**EXERCISE DIRECTIONS:**
Go through the listing below and list every line with "рабочих".

**DATASET ENTRIES:**
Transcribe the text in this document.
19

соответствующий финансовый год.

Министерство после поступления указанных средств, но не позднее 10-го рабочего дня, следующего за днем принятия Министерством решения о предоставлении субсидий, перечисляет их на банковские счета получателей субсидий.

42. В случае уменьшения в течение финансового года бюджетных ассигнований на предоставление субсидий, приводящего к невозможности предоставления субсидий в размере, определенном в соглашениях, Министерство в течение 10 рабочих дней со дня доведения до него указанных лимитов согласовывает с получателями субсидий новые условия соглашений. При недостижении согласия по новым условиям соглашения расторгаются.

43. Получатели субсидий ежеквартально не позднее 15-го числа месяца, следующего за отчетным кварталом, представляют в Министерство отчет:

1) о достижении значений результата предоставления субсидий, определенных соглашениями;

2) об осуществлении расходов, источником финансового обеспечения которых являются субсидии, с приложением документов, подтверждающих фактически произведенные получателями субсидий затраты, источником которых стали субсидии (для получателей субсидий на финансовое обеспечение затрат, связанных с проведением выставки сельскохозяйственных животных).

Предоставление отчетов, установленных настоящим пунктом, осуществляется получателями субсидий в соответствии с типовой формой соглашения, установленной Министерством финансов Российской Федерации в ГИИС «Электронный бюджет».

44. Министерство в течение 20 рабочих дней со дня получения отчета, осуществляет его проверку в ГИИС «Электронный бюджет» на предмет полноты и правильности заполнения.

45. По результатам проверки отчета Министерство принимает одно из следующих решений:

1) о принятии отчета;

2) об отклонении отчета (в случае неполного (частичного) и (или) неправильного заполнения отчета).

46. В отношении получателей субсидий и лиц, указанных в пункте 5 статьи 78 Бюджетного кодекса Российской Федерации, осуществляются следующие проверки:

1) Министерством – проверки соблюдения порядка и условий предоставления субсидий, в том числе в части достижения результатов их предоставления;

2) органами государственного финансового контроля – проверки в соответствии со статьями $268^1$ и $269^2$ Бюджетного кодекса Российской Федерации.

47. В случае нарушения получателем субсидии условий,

--

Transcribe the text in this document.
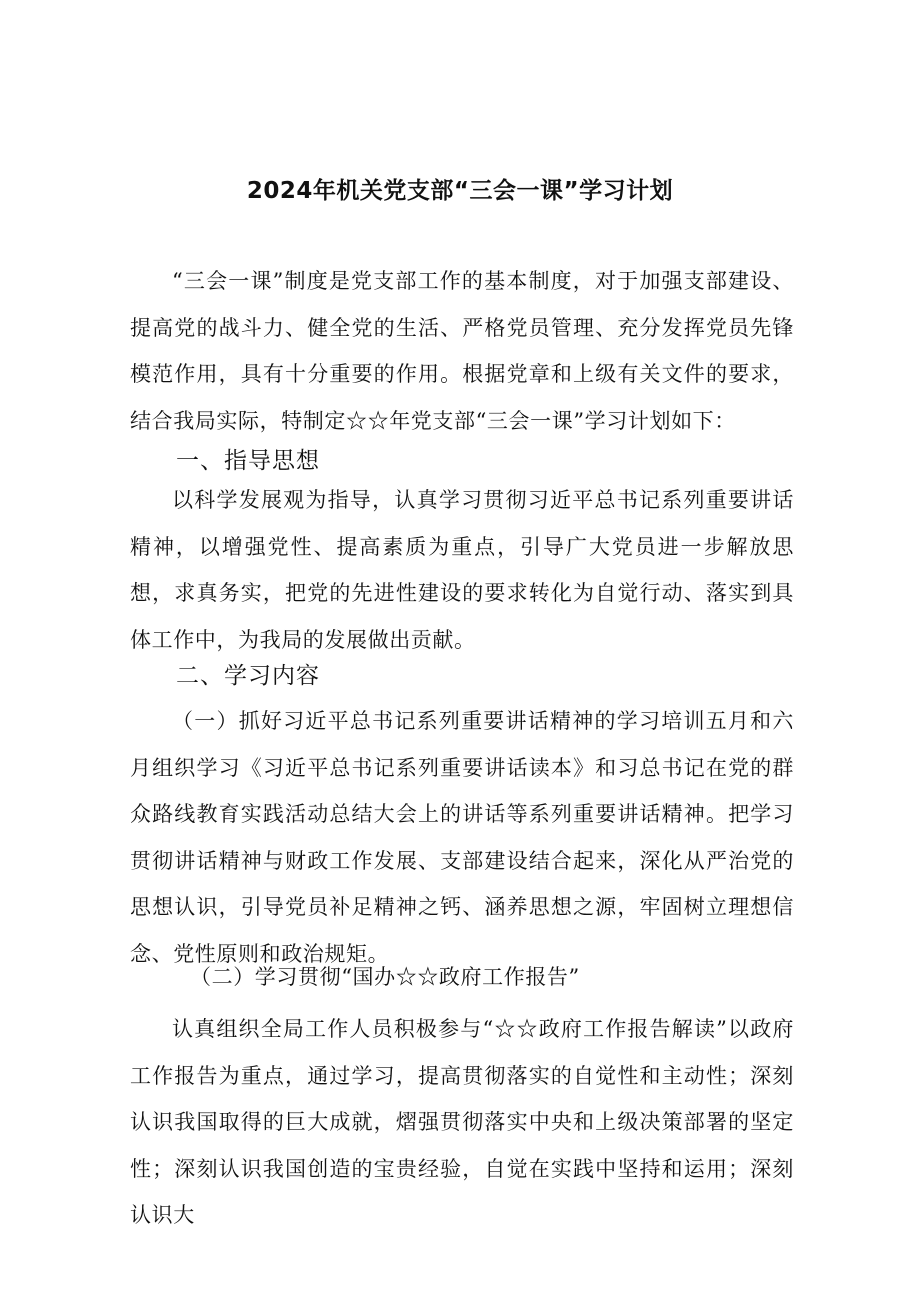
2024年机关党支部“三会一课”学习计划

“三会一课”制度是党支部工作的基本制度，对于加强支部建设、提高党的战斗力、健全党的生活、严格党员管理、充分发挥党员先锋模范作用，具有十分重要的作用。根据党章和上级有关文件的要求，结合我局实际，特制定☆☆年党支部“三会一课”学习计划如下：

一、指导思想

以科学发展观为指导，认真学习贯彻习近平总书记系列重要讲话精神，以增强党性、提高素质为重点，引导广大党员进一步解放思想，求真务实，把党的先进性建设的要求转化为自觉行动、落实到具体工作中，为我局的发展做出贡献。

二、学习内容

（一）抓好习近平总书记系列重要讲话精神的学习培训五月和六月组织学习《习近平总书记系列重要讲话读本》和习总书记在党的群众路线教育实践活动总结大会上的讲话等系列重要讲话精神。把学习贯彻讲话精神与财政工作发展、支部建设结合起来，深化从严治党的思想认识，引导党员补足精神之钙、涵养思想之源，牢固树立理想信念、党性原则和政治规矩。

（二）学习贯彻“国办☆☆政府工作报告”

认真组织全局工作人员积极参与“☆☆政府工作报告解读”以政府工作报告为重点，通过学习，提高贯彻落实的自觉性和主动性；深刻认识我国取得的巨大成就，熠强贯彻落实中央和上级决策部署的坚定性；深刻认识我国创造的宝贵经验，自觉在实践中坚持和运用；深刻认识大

**ANSWER FOR THIS EXERCISE:**
42. В случае уменьшения в течение финансового года бюджетных ассигнований на предоставление субсидий, приводящего к невозможности предоставления субсидий в размере, определенном в соглашениях, Министерство в течение 10 рабочих дней со дня доведения до него указанных лимитов согласовывает с получателями субсидий новые условия соглашений. При недостижении согласия по новым условиям соглашения расторгаются.
44. Министерство в течение 20 рабочих дней со дня получения отчета, осуществляет его проверку в ГИИС «Электронный бюджет» на предмет полноты и правильности заполнения.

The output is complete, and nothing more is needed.